DATASET EXTRACT:
[BEGIN]
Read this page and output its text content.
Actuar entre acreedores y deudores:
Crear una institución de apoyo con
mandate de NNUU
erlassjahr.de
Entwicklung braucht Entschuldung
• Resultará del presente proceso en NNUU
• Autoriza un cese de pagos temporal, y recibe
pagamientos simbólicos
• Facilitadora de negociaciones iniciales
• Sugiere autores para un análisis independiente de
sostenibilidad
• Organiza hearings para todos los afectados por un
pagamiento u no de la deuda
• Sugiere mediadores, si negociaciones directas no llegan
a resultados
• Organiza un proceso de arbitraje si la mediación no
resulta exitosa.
[END]
PROBLEM TO SOLVE: Gather from the records above every line containing the string "Organiza".

EXERCISE RESPONSE:
• Organiza hearings para todos los afectados por un
• Organiza un proceso de arbitraje si la mediación no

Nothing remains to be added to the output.